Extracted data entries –
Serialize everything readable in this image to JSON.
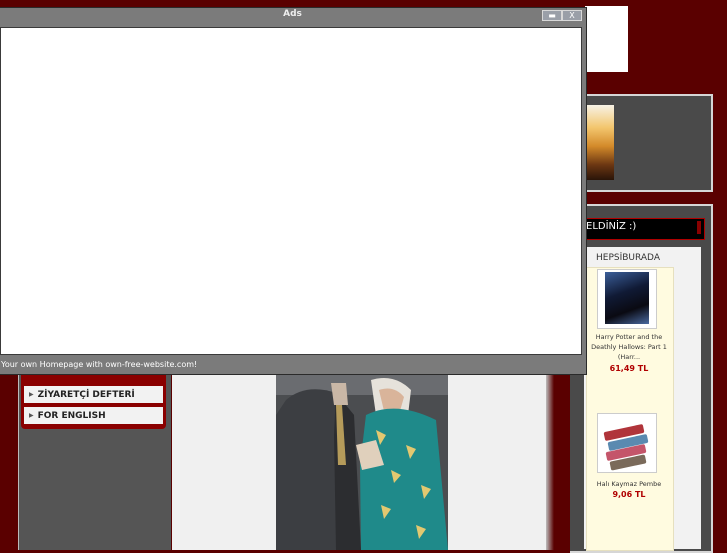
{
  "popup": {
    "title": "Ads",
    "footer_text": "Your own Homepage with own-free-website.com!",
    "minimize_icon": "minimize-icon",
    "close_label": "X"
  },
  "welcome_text": "ELDİNİZ :)",
  "shop": {
    "title": "HEPSİBURADA",
    "products": [
      {
        "name": "Harry Potter and the Deathly Hallows: Part 1 (Harr...",
        "price": "61,49 TL"
      },
      {
        "name": "Halı Kaymaz Pembe",
        "price": "9,06 TL"
      }
    ]
  },
  "menu": {
    "items": [
      {
        "label": "ZİYARETÇİ DEFTERİ"
      },
      {
        "label": "FOR ENGLISH"
      }
    ]
  },
  "colors": {
    "background": "#5a0000",
    "accent_red": "#8a0000",
    "price_red": "#b00000",
    "popup_frame": "#7b7b7b"
  }
}
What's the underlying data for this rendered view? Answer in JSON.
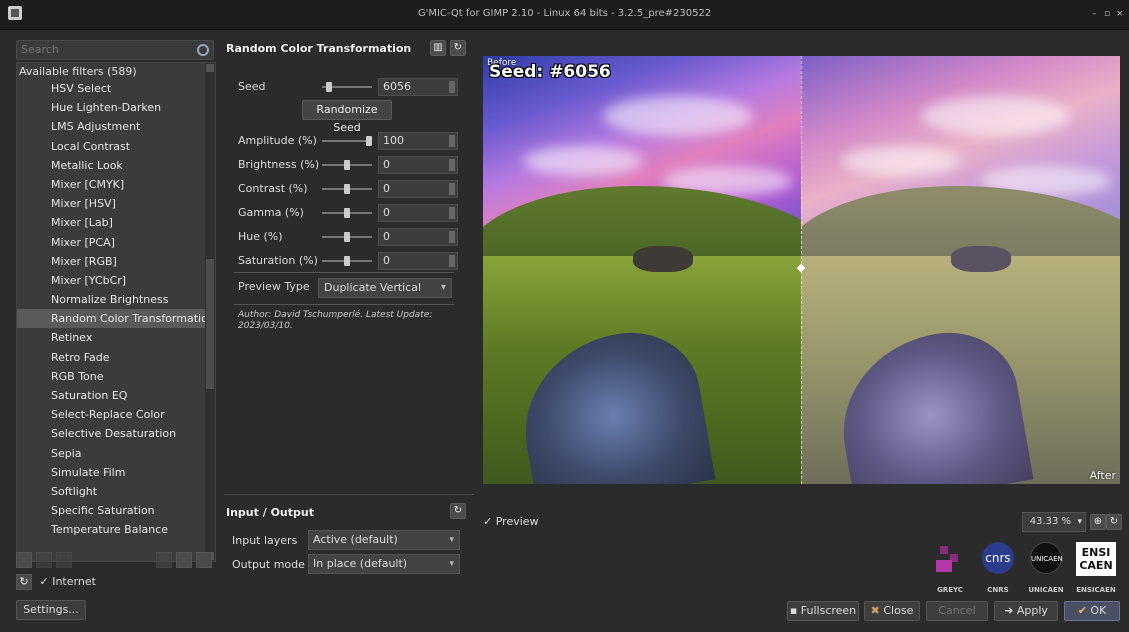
{
  "window": {
    "title": "G'MIC-Qt for GIMP 2.10 - Linux 64 bits - 3.2.5_pre#230522",
    "controls": [
      "–",
      "▫",
      "×"
    ]
  },
  "left": {
    "search_placeholder": "Search",
    "filters_header": "Available filters (589)",
    "filters": [
      "HSV Select",
      "Hue Lighten-Darken",
      "LMS Adjustment",
      "Local Contrast",
      "Metallic Look",
      "Mixer [CMYK]",
      "Mixer [HSV]",
      "Mixer [Lab]",
      "Mixer [PCA]",
      "Mixer [RGB]",
      "Mixer [YCbCr]",
      "Normalize Brightness",
      "Random Color Transformation",
      "Retinex",
      "Retro Fade",
      "RGB Tone",
      "Saturation EQ",
      "Select-Replace Color",
      "Selective Desaturation",
      "Sepia",
      "Simulate Film",
      "Softlight",
      "Specific Saturation",
      "Temperature Balance"
    ],
    "selected_index": 12,
    "internet_label": "Internet",
    "settings_label": "Settings..."
  },
  "filter": {
    "title": "Random Color Transformation",
    "seed": {
      "label": "Seed",
      "value": "6056",
      "slider": 0.1
    },
    "randomize_label": "Randomize Seed",
    "params": [
      {
        "label": "Amplitude (%)",
        "value": "100",
        "slider": 1.0
      },
      {
        "label": "Brightness (%)",
        "value": "0",
        "slider": 0.5
      },
      {
        "label": "Contrast (%)",
        "value": "0",
        "slider": 0.5
      },
      {
        "label": "Gamma (%)",
        "value": "0",
        "slider": 0.5
      },
      {
        "label": "Hue (%)",
        "value": "0",
        "slider": 0.5
      },
      {
        "label": "Saturation (%)",
        "value": "0",
        "slider": 0.5
      }
    ],
    "preview_type_label": "Preview Type",
    "preview_type_value": "Duplicate Vertical",
    "author_line": "Author: David Tschumperlé.    Latest Update: 2023/03/10."
  },
  "io": {
    "title": "Input / Output",
    "input_label": "Input layers",
    "input_value": "Active (default)",
    "output_label": "Output mode",
    "output_value": "In place (default)"
  },
  "preview": {
    "before_label": "Before",
    "after_label": "After",
    "seed_overlay": "Seed: #6056",
    "checkbox_label": "Preview",
    "zoom_value": "43.33 %"
  },
  "logos": [
    {
      "name": "GREYC",
      "color": "#8b2a84"
    },
    {
      "name": "CNRS",
      "color": "#2a3c8b"
    },
    {
      "name": "UNICAEN",
      "color": "#111111"
    },
    {
      "name": "ENSICAEN",
      "color": "#ffffff"
    }
  ],
  "buttons": {
    "fullscreen": "Fullscreen",
    "close": "Close",
    "cancel": "Cancel",
    "apply": "Apply",
    "ok": "OK"
  }
}
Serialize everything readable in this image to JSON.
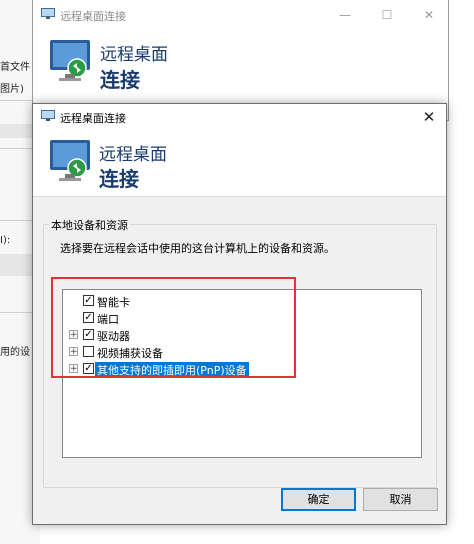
{
  "background_app": {
    "menu_fragment": "首文件",
    "toolbar_fragment": "图片)",
    "label_fragment": "I):",
    "text_fragment": "用的设"
  },
  "back_window": {
    "title": "远程桌面连接",
    "banner_line1": "远程桌面",
    "banner_line2": "连接",
    "minimize_symbol": "—",
    "maximize_symbol": "☐",
    "close_symbol": "✕"
  },
  "dialog": {
    "title": "远程桌面连接",
    "close_symbol": "✕",
    "banner_line1": "远程桌面",
    "banner_line2": "连接",
    "group_title": "本地设备和资源",
    "description": "选择要在远程会话中使用的这台计算机上的设备和资源。",
    "tree": [
      {
        "label": "智能卡",
        "checked": true,
        "has_expander": false,
        "selected": false
      },
      {
        "label": "端口",
        "checked": true,
        "has_expander": false,
        "selected": false
      },
      {
        "label": "驱动器",
        "checked": true,
        "has_expander": true,
        "selected": false
      },
      {
        "label": "视频捕获设备",
        "checked": false,
        "has_expander": true,
        "selected": false
      },
      {
        "label": "其他支持的即插即用(PnP)设备",
        "checked": true,
        "has_expander": true,
        "selected": true
      }
    ],
    "expander_symbol": "+",
    "check_symbol": "✓",
    "ok_label": "确定",
    "cancel_label": "取消"
  },
  "colors": {
    "highlight_box": "#e1323a",
    "selection": "#0078d7",
    "banner_text": "#1a3b6e"
  }
}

What to do – Repeat the preceding records precisely, and leave every picture out of the copy.

Task result –
Serialize everything readable in this image to JSON.
{
  "popup": {
    "title": "Ads",
    "footer_text": "Your own Homepage with own-free-website.com!",
    "minimize_icon": "minimize-icon",
    "close_label": "X"
  },
  "welcome_text": "ELDİNİZ :)",
  "shop": {
    "title": "HEPSİBURADA",
    "products": [
      {
        "name": "Harry Potter and the Deathly Hallows: Part 1 (Harr...",
        "price": "61,49 TL"
      },
      {
        "name": "Halı Kaymaz Pembe",
        "price": "9,06 TL"
      }
    ]
  },
  "menu": {
    "items": [
      {
        "label": "ZİYARETÇİ DEFTERİ"
      },
      {
        "label": "FOR ENGLISH"
      }
    ]
  },
  "colors": {
    "background": "#5a0000",
    "accent_red": "#8a0000",
    "price_red": "#b00000",
    "popup_frame": "#7b7b7b"
  }
}
What's the underlying data for this rendered view? Answer in JSON.
{
  "window": {
    "title": "G'MIC-Qt for GIMP 2.10 - Linux 64 bits - 3.2.5_pre#230522",
    "controls": [
      "–",
      "▫",
      "×"
    ]
  },
  "left": {
    "search_placeholder": "Search",
    "filters_header": "Available filters (589)",
    "filters": [
      "HSV Select",
      "Hue Lighten-Darken",
      "LMS Adjustment",
      "Local Contrast",
      "Metallic Look",
      "Mixer [CMYK]",
      "Mixer [HSV]",
      "Mixer [Lab]",
      "Mixer [PCA]",
      "Mixer [RGB]",
      "Mixer [YCbCr]",
      "Normalize Brightness",
      "Random Color Transformation",
      "Retinex",
      "Retro Fade",
      "RGB Tone",
      "Saturation EQ",
      "Select-Replace Color",
      "Selective Desaturation",
      "Sepia",
      "Simulate Film",
      "Softlight",
      "Specific Saturation",
      "Temperature Balance"
    ],
    "selected_index": 12,
    "internet_label": "Internet",
    "settings_label": "Settings..."
  },
  "filter": {
    "title": "Random Color Transformation",
    "seed": {
      "label": "Seed",
      "value": "6056",
      "slider": 0.1
    },
    "randomize_label": "Randomize Seed",
    "params": [
      {
        "label": "Amplitude (%)",
        "value": "100",
        "slider": 1.0
      },
      {
        "label": "Brightness (%)",
        "value": "0",
        "slider": 0.5
      },
      {
        "label": "Contrast (%)",
        "value": "0",
        "slider": 0.5
      },
      {
        "label": "Gamma (%)",
        "value": "0",
        "slider": 0.5
      },
      {
        "label": "Hue (%)",
        "value": "0",
        "slider": 0.5
      },
      {
        "label": "Saturation (%)",
        "value": "0",
        "slider": 0.5
      }
    ],
    "preview_type_label": "Preview Type",
    "preview_type_value": "Duplicate Vertical",
    "author_line": "Author: David Tschumperlé.    Latest Update: 2023/03/10."
  },
  "io": {
    "title": "Input / Output",
    "input_label": "Input layers",
    "input_value": "Active (default)",
    "output_label": "Output mode",
    "output_value": "In place (default)"
  },
  "preview": {
    "before_label": "Before",
    "after_label": "After",
    "seed_overlay": "Seed: #6056",
    "checkbox_label": "Preview",
    "zoom_value": "43.33 %"
  },
  "logos": [
    {
      "name": "GREYC",
      "color": "#8b2a84"
    },
    {
      "name": "CNRS",
      "color": "#2a3c8b"
    },
    {
      "name": "UNICAEN",
      "color": "#111111"
    },
    {
      "name": "ENSICAEN",
      "color": "#ffffff"
    }
  ],
  "buttons": {
    "fullscreen": "Fullscreen",
    "close": "Close",
    "cancel": "Cancel",
    "apply": "Apply",
    "ok": "OK"
  }
}
Serialize everything readable in this image to JSON.
{
  "background_app": {
    "menu_fragment": "首文件",
    "toolbar_fragment": "图片)",
    "label_fragment": "I):",
    "text_fragment": "用的设"
  },
  "back_window": {
    "title": "远程桌面连接",
    "banner_line1": "远程桌面",
    "banner_line2": "连接",
    "minimize_symbol": "—",
    "maximize_symbol": "☐",
    "close_symbol": "✕"
  },
  "dialog": {
    "title": "远程桌面连接",
    "close_symbol": "✕",
    "banner_line1": "远程桌面",
    "banner_line2": "连接",
    "group_title": "本地设备和资源",
    "description": "选择要在远程会话中使用的这台计算机上的设备和资源。",
    "tree": [
      {
        "label": "智能卡",
        "checked": true,
        "has_expander": false,
        "selected": false
      },
      {
        "label": "端口",
        "checked": true,
        "has_expander": false,
        "selected": false
      },
      {
        "label": "驱动器",
        "checked": true,
        "has_expander": true,
        "selected": false
      },
      {
        "label": "视频捕获设备",
        "checked": false,
        "has_expander": true,
        "selected": false
      },
      {
        "label": "其他支持的即插即用(PnP)设备",
        "checked": true,
        "has_expander": true,
        "selected": true
      }
    ],
    "expander_symbol": "+",
    "check_symbol": "✓",
    "ok_label": "确定",
    "cancel_label": "取消"
  },
  "colors": {
    "highlight_box": "#e1323a",
    "selection": "#0078d7",
    "banner_text": "#1a3b6e"
  }
}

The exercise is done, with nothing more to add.